[START ENTRIES PROVIDED]
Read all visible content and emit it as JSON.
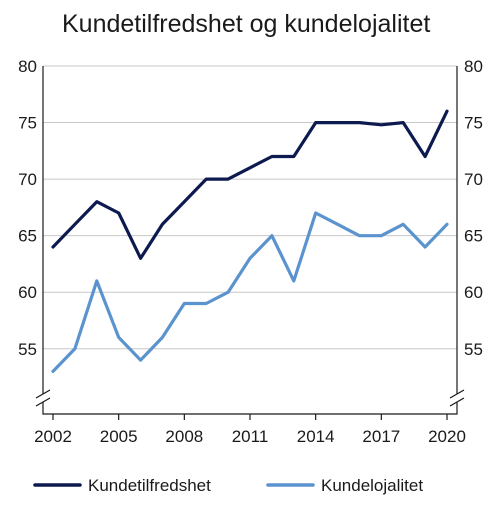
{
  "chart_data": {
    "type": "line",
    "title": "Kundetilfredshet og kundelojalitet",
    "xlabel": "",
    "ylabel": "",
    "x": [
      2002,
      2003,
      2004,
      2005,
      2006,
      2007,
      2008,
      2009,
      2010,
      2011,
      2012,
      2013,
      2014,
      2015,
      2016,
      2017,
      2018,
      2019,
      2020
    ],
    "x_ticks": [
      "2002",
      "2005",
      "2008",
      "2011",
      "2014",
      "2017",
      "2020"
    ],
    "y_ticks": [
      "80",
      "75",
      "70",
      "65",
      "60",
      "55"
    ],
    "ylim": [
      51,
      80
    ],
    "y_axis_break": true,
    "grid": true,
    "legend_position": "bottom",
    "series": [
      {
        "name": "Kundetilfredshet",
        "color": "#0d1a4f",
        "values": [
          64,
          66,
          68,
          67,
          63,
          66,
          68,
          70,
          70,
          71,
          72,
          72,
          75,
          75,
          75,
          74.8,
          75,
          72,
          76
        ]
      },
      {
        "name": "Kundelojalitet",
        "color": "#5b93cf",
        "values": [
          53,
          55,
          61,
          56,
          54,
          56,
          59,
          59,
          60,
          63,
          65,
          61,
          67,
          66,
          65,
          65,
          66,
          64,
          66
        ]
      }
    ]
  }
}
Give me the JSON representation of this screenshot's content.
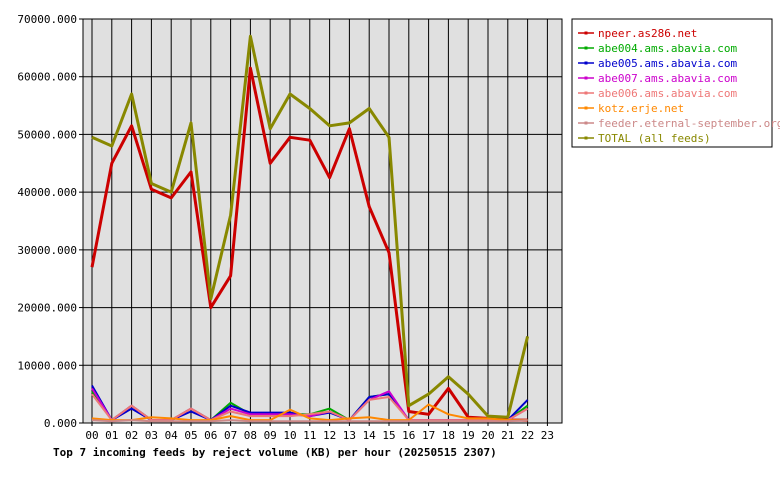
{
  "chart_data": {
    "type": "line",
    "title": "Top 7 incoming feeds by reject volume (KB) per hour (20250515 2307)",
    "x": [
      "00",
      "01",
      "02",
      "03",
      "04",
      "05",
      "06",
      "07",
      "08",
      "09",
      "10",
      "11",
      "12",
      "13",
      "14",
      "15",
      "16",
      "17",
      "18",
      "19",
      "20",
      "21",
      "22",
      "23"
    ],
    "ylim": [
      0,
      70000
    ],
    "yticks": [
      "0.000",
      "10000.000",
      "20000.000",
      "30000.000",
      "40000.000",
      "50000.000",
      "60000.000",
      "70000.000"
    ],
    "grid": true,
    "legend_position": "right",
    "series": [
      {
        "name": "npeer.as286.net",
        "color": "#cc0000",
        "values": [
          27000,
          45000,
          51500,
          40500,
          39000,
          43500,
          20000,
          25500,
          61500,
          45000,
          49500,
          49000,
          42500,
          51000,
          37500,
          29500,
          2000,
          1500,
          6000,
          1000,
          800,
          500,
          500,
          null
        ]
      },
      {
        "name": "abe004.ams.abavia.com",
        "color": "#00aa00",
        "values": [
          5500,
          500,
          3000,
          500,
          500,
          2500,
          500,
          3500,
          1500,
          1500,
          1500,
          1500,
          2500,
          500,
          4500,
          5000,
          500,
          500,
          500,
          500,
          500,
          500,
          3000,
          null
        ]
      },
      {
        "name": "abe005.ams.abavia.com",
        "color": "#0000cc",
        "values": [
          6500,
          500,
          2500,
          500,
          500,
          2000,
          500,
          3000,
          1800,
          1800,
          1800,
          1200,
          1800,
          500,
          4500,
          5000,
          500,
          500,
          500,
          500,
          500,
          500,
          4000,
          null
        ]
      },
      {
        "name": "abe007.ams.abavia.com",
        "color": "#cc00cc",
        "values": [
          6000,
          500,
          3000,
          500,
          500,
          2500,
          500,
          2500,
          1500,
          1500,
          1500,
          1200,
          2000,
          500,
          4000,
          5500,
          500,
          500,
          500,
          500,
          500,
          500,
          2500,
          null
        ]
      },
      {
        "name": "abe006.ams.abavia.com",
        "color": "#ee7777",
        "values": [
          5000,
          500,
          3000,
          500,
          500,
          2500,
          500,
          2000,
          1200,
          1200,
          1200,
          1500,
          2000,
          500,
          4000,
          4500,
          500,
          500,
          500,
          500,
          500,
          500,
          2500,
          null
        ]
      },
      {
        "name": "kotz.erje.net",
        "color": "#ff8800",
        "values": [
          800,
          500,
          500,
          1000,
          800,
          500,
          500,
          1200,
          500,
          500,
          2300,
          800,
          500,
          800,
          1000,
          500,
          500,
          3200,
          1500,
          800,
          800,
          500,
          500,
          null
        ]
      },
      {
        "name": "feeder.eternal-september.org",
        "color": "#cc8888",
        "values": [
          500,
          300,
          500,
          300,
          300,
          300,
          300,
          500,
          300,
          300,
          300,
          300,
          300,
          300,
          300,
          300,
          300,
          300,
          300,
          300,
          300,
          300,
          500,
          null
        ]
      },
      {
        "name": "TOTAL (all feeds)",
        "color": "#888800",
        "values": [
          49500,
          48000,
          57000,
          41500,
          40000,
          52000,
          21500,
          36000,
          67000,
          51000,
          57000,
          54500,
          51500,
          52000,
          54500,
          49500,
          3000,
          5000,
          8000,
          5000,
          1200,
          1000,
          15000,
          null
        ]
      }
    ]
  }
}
[END ENTRIES PROVIDED]
[START ENTRIES PROVIDED]
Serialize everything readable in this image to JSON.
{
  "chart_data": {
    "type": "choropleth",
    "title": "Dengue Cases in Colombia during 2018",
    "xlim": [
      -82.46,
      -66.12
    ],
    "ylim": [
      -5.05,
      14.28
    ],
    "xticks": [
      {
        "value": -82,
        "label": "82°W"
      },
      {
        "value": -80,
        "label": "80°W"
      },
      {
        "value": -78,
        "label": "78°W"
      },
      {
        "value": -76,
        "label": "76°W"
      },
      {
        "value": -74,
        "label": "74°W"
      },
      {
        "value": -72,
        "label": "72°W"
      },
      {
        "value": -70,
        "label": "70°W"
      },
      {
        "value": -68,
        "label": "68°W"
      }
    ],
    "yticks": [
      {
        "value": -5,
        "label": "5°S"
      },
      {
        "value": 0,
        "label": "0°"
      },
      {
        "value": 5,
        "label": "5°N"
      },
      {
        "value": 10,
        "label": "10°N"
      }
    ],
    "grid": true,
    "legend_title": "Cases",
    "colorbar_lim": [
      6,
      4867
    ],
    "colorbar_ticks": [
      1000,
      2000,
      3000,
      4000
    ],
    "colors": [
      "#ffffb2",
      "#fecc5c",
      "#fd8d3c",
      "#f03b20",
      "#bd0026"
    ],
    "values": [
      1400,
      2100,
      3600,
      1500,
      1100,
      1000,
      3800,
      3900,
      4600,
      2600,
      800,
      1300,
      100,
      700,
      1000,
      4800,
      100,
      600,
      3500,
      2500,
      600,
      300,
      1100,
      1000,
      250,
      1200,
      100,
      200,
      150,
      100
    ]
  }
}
[END ENTRIES PROVIDED]
> _YOUR INSTRUCTIONS_: Above are the records. Identify each line that contains the word "feeds".

> _RESULT OF THE TASK_:
    "title": "Top 7 incoming feeds by reject volume (KB) per hour (20250515 2307)",
        "name": "TOTAL (all feeds)",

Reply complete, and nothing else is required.